## Start Listed entries

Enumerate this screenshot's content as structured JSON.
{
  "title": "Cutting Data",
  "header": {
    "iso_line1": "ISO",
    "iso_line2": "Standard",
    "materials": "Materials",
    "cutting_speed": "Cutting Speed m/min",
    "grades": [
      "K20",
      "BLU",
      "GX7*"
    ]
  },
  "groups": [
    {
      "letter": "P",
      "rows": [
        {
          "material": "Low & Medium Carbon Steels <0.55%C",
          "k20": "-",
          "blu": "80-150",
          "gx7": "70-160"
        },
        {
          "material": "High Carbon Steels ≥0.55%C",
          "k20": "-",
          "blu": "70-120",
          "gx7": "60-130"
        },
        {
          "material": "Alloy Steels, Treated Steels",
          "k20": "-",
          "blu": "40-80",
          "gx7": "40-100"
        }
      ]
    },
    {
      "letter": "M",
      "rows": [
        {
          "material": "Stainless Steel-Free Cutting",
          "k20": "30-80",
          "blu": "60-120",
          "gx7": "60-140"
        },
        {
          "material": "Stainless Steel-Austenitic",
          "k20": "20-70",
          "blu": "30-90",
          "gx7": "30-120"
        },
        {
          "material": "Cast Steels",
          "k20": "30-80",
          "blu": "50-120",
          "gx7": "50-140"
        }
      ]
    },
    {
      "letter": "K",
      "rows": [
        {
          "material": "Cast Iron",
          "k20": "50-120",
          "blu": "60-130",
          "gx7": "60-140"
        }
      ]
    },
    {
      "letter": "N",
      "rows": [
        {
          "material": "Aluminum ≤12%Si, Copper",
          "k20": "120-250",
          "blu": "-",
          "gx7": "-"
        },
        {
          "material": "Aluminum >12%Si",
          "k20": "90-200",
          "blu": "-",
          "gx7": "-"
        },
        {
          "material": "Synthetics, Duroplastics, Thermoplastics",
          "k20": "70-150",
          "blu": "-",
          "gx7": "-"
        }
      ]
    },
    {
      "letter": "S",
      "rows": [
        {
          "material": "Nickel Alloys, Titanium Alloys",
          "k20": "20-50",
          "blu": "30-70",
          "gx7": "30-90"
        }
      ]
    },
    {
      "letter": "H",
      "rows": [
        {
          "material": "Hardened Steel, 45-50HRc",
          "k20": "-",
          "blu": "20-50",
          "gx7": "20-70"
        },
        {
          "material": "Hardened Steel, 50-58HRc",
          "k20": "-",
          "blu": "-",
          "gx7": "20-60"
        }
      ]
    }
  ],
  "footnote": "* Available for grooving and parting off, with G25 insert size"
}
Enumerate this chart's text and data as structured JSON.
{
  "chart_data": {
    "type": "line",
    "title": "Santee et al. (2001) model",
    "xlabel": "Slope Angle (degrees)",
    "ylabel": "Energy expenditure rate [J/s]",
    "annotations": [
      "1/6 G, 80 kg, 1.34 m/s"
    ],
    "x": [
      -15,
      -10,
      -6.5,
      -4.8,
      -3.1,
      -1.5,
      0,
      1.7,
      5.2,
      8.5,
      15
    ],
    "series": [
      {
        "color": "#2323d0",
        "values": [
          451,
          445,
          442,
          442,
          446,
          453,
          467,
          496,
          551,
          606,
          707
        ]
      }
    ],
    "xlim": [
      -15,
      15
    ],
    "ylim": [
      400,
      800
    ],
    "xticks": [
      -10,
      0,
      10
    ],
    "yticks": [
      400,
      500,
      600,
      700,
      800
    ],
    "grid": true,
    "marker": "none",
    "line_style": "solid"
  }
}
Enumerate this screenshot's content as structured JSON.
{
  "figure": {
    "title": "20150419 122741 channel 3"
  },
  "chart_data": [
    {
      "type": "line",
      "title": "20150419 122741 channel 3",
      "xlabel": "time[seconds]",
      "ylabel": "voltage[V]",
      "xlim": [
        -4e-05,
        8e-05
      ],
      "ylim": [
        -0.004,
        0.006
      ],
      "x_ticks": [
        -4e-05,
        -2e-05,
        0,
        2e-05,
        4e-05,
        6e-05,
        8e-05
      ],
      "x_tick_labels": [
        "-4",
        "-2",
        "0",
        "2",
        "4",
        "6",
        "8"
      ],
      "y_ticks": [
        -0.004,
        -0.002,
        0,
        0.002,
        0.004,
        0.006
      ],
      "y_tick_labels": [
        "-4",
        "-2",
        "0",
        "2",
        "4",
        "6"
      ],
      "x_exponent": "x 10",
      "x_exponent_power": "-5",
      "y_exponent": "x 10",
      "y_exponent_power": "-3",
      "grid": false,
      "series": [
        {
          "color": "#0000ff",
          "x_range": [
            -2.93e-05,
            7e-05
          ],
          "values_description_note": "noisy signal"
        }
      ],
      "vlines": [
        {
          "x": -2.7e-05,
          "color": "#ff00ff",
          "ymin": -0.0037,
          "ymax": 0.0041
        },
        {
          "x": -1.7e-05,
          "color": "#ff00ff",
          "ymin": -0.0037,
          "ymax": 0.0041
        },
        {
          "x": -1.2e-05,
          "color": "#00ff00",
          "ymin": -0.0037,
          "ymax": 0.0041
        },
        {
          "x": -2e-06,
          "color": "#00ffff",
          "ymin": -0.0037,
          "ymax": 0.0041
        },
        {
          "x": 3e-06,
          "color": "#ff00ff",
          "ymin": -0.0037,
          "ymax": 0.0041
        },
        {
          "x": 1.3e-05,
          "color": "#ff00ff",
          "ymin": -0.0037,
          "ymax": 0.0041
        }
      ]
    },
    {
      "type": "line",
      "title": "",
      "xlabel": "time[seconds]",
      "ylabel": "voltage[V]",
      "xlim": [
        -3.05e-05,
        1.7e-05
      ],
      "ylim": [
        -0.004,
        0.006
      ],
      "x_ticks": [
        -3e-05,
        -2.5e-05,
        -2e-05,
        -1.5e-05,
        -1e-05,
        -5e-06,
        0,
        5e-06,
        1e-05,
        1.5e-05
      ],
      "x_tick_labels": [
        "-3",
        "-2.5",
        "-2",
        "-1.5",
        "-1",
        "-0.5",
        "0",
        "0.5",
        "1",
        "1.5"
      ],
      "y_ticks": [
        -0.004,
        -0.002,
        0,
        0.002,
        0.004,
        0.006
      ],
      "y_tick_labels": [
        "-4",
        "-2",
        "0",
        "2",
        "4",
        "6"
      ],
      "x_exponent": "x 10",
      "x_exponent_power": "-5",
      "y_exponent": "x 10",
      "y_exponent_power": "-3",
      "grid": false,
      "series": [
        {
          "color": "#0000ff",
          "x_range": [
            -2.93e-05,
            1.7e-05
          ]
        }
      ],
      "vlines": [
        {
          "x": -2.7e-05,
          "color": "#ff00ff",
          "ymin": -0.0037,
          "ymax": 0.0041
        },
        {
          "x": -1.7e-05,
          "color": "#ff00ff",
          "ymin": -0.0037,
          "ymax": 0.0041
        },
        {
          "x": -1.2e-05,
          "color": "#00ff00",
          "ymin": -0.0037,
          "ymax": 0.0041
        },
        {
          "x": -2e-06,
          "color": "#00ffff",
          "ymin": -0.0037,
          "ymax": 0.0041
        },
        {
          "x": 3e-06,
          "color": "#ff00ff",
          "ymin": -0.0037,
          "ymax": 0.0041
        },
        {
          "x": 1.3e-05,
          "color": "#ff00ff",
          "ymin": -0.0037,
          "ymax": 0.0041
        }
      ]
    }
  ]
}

## End Listed entries

Problem to work on:
Extract the complete set of records unchanged.

Finished task:
Enumerate this screenshot's content as structured JSON.
{
  "title": "Cutting Data",
  "header": {
    "iso_line1": "ISO",
    "iso_line2": "Standard",
    "materials": "Materials",
    "cutting_speed": "Cutting Speed m/min",
    "grades": [
      "K20",
      "BLU",
      "GX7*"
    ]
  },
  "groups": [
    {
      "letter": "P",
      "rows": [
        {
          "material": "Low & Medium Carbon Steels <0.55%C",
          "k20": "-",
          "blu": "80-150",
          "gx7": "70-160"
        },
        {
          "material": "High Carbon Steels ≥0.55%C",
          "k20": "-",
          "blu": "70-120",
          "gx7": "60-130"
        },
        {
          "material": "Alloy Steels, Treated Steels",
          "k20": "-",
          "blu": "40-80",
          "gx7": "40-100"
        }
      ]
    },
    {
      "letter": "M",
      "rows": [
        {
          "material": "Stainless Steel-Free Cutting",
          "k20": "30-80",
          "blu": "60-120",
          "gx7": "60-140"
        },
        {
          "material": "Stainless Steel-Austenitic",
          "k20": "20-70",
          "blu": "30-90",
          "gx7": "30-120"
        },
        {
          "material": "Cast Steels",
          "k20": "30-80",
          "blu": "50-120",
          "gx7": "50-140"
        }
      ]
    },
    {
      "letter": "K",
      "rows": [
        {
          "material": "Cast Iron",
          "k20": "50-120",
          "blu": "60-130",
          "gx7": "60-140"
        }
      ]
    },
    {
      "letter": "N",
      "rows": [
        {
          "material": "Aluminum ≤12%Si, Copper",
          "k20": "120-250",
          "blu": "-",
          "gx7": "-"
        },
        {
          "material": "Aluminum >12%Si",
          "k20": "90-200",
          "blu": "-",
          "gx7": "-"
        },
        {
          "material": "Synthetics, Duroplastics, Thermoplastics",
          "k20": "70-150",
          "blu": "-",
          "gx7": "-"
        }
      ]
    },
    {
      "letter": "S",
      "rows": [
        {
          "material": "Nickel Alloys, Titanium Alloys",
          "k20": "20-50",
          "blu": "30-70",
          "gx7": "30-90"
        }
      ]
    },
    {
      "letter": "H",
      "rows": [
        {
          "material": "Hardened Steel, 45-50HRc",
          "k20": "-",
          "blu": "20-50",
          "gx7": "20-70"
        },
        {
          "material": "Hardened Steel, 50-58HRc",
          "k20": "-",
          "blu": "-",
          "gx7": "20-60"
        }
      ]
    }
  ],
  "footnote": "* Available for grooving and parting off, with G25 insert size"
}
Enumerate this chart's text and data as structured JSON.
{
  "chart_data": {
    "type": "line",
    "title": "Santee et al. (2001) model",
    "xlabel": "Slope Angle (degrees)",
    "ylabel": "Energy expenditure rate [J/s]",
    "annotations": [
      "1/6 G, 80 kg, 1.34 m/s"
    ],
    "x": [
      -15,
      -10,
      -6.5,
      -4.8,
      -3.1,
      -1.5,
      0,
      1.7,
      5.2,
      8.5,
      15
    ],
    "series": [
      {
        "color": "#2323d0",
        "values": [
          451,
          445,
          442,
          442,
          446,
          453,
          467,
          496,
          551,
          606,
          707
        ]
      }
    ],
    "xlim": [
      -15,
      15
    ],
    "ylim": [
      400,
      800
    ],
    "xticks": [
      -10,
      0,
      10
    ],
    "yticks": [
      400,
      500,
      600,
      700,
      800
    ],
    "grid": true,
    "marker": "none",
    "line_style": "solid"
  }
}
Enumerate this screenshot's content as structured JSON.
{
  "figure": {
    "title": "20150419 122741 channel 3"
  },
  "chart_data": [
    {
      "type": "line",
      "title": "20150419 122741 channel 3",
      "xlabel": "time[seconds]",
      "ylabel": "voltage[V]",
      "xlim": [
        -4e-05,
        8e-05
      ],
      "ylim": [
        -0.004,
        0.006
      ],
      "x_ticks": [
        -4e-05,
        -2e-05,
        0,
        2e-05,
        4e-05,
        6e-05,
        8e-05
      ],
      "x_tick_labels": [
        "-4",
        "-2",
        "0",
        "2",
        "4",
        "6",
        "8"
      ],
      "y_ticks": [
        -0.004,
        -0.002,
        0,
        0.002,
        0.004,
        0.006
      ],
      "y_tick_labels": [
        "-4",
        "-2",
        "0",
        "2",
        "4",
        "6"
      ],
      "x_exponent": "x 10",
      "x_exponent_power": "-5",
      "y_exponent": "x 10",
      "y_exponent_power": "-3",
      "grid": false,
      "series": [
        {
          "color": "#0000ff",
          "x_range": [
            -2.93e-05,
            7e-05
          ],
          "values_description_note": "noisy signal"
        }
      ],
      "vlines": [
        {
          "x": -2.7e-05,
          "color": "#ff00ff",
          "ymin": -0.0037,
          "ymax": 0.0041
        },
        {
          "x": -1.7e-05,
          "color": "#ff00ff",
          "ymin": -0.0037,
          "ymax": 0.0041
        },
        {
          "x": -1.2e-05,
          "color": "#00ff00",
          "ymin": -0.0037,
          "ymax": 0.0041
        },
        {
          "x": -2e-06,
          "color": "#00ffff",
          "ymin": -0.0037,
          "ymax": 0.0041
        },
        {
          "x": 3e-06,
          "color": "#ff00ff",
          "ymin": -0.0037,
          "ymax": 0.0041
        },
        {
          "x": 1.3e-05,
          "color": "#ff00ff",
          "ymin": -0.0037,
          "ymax": 0.0041
        }
      ]
    },
    {
      "type": "line",
      "title": "",
      "xlabel": "time[seconds]",
      "ylabel": "voltage[V]",
      "xlim": [
        -3.05e-05,
        1.7e-05
      ],
      "ylim": [
        -0.004,
        0.006
      ],
      "x_ticks": [
        -3e-05,
        -2.5e-05,
        -2e-05,
        -1.5e-05,
        -1e-05,
        -5e-06,
        0,
        5e-06,
        1e-05,
        1.5e-05
      ],
      "x_tick_labels": [
        "-3",
        "-2.5",
        "-2",
        "-1.5",
        "-1",
        "-0.5",
        "0",
        "0.5",
        "1",
        "1.5"
      ],
      "y_ticks": [
        -0.004,
        -0.002,
        0,
        0.002,
        0.004,
        0.006
      ],
      "y_tick_labels": [
        "-4",
        "-2",
        "0",
        "2",
        "4",
        "6"
      ],
      "x_exponent": "x 10",
      "x_exponent_power": "-5",
      "y_exponent": "x 10",
      "y_exponent_power": "-3",
      "grid": false,
      "series": [
        {
          "color": "#0000ff",
          "x_range": [
            -2.93e-05,
            1.7e-05
          ]
        }
      ],
      "vlines": [
        {
          "x": -2.7e-05,
          "color": "#ff00ff",
          "ymin": -0.0037,
          "ymax": 0.0041
        },
        {
          "x": -1.7e-05,
          "color": "#ff00ff",
          "ymin": -0.0037,
          "ymax": 0.0041
        },
        {
          "x": -1.2e-05,
          "color": "#00ff00",
          "ymin": -0.0037,
          "ymax": 0.0041
        },
        {
          "x": -2e-06,
          "color": "#00ffff",
          "ymin": -0.0037,
          "ymax": 0.0041
        },
        {
          "x": 3e-06,
          "color": "#ff00ff",
          "ymin": -0.0037,
          "ymax": 0.0041
        },
        {
          "x": 1.3e-05,
          "color": "#ff00ff",
          "ymin": -0.0037,
          "ymax": 0.0041
        }
      ]
    }
  ]
}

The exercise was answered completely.